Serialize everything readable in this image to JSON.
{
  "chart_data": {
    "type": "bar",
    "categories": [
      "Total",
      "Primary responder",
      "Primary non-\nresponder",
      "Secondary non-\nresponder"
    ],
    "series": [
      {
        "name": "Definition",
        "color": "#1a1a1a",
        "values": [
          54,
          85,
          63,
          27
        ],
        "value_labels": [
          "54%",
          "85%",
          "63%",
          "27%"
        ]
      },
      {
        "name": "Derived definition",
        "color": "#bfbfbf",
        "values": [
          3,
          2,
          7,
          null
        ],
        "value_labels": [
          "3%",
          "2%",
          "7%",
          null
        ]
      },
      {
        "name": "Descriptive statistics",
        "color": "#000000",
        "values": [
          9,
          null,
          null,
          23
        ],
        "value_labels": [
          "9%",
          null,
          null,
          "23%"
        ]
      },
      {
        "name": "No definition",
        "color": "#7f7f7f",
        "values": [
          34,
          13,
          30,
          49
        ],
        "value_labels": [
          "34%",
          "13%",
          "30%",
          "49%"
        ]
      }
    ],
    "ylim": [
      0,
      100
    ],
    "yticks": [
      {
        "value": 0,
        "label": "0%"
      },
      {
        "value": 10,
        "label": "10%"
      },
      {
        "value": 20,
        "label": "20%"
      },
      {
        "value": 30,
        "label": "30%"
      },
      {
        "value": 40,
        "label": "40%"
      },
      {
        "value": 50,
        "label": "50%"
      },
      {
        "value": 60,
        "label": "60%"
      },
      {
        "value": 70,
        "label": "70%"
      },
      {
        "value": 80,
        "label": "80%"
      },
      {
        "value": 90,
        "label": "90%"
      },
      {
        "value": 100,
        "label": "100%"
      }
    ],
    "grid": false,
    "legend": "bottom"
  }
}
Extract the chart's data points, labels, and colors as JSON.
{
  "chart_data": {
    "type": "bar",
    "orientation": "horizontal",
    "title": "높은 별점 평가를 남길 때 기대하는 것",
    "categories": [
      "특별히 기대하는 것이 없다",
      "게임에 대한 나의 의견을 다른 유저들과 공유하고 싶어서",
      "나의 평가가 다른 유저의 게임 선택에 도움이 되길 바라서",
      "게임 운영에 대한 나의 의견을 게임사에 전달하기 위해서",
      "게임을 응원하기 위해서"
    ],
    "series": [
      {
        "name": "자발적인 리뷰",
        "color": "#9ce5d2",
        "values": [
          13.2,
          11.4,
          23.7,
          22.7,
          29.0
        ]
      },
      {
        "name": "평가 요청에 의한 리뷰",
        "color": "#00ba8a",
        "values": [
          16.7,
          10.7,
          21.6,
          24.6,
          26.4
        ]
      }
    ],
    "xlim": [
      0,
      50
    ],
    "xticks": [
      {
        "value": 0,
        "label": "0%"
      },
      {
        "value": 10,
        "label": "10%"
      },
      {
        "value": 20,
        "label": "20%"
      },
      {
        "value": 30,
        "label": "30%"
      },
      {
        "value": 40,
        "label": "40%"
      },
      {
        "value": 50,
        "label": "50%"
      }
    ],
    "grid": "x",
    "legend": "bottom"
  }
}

──────────────────────────────

* REQUEST:
Give back the whole listing, word for word.

* RESPONSE TO THIS TASK:
Serialize everything readable in this image to JSON.
{
  "chart_data": {
    "type": "bar",
    "categories": [
      "Total",
      "Primary responder",
      "Primary non-\nresponder",
      "Secondary non-\nresponder"
    ],
    "series": [
      {
        "name": "Definition",
        "color": "#1a1a1a",
        "values": [
          54,
          85,
          63,
          27
        ],
        "value_labels": [
          "54%",
          "85%",
          "63%",
          "27%"
        ]
      },
      {
        "name": "Derived definition",
        "color": "#bfbfbf",
        "values": [
          3,
          2,
          7,
          null
        ],
        "value_labels": [
          "3%",
          "2%",
          "7%",
          null
        ]
      },
      {
        "name": "Descriptive statistics",
        "color": "#000000",
        "values": [
          9,
          null,
          null,
          23
        ],
        "value_labels": [
          "9%",
          null,
          null,
          "23%"
        ]
      },
      {
        "name": "No definition",
        "color": "#7f7f7f",
        "values": [
          34,
          13,
          30,
          49
        ],
        "value_labels": [
          "34%",
          "13%",
          "30%",
          "49%"
        ]
      }
    ],
    "ylim": [
      0,
      100
    ],
    "yticks": [
      {
        "value": 0,
        "label": "0%"
      },
      {
        "value": 10,
        "label": "10%"
      },
      {
        "value": 20,
        "label": "20%"
      },
      {
        "value": 30,
        "label": "30%"
      },
      {
        "value": 40,
        "label": "40%"
      },
      {
        "value": 50,
        "label": "50%"
      },
      {
        "value": 60,
        "label": "60%"
      },
      {
        "value": 70,
        "label": "70%"
      },
      {
        "value": 80,
        "label": "80%"
      },
      {
        "value": 90,
        "label": "90%"
      },
      {
        "value": 100,
        "label": "100%"
      }
    ],
    "grid": false,
    "legend": "bottom"
  }
}
Extract the chart's data points, labels, and colors as JSON.
{
  "chart_data": {
    "type": "bar",
    "orientation": "horizontal",
    "title": "높은 별점 평가를 남길 때 기대하는 것",
    "categories": [
      "특별히 기대하는 것이 없다",
      "게임에 대한 나의 의견을 다른 유저들과 공유하고 싶어서",
      "나의 평가가 다른 유저의 게임 선택에 도움이 되길 바라서",
      "게임 운영에 대한 나의 의견을 게임사에 전달하기 위해서",
      "게임을 응원하기 위해서"
    ],
    "series": [
      {
        "name": "자발적인 리뷰",
        "color": "#9ce5d2",
        "values": [
          13.2,
          11.4,
          23.7,
          22.7,
          29.0
        ]
      },
      {
        "name": "평가 요청에 의한 리뷰",
        "color": "#00ba8a",
        "values": [
          16.7,
          10.7,
          21.6,
          24.6,
          26.4
        ]
      }
    ],
    "xlim": [
      0,
      50
    ],
    "xticks": [
      {
        "value": 0,
        "label": "0%"
      },
      {
        "value": 10,
        "label": "10%"
      },
      {
        "value": 20,
        "label": "20%"
      },
      {
        "value": 30,
        "label": "30%"
      },
      {
        "value": 40,
        "label": "40%"
      },
      {
        "value": 50,
        "label": "50%"
      }
    ],
    "grid": "x",
    "legend": "bottom"
  }
}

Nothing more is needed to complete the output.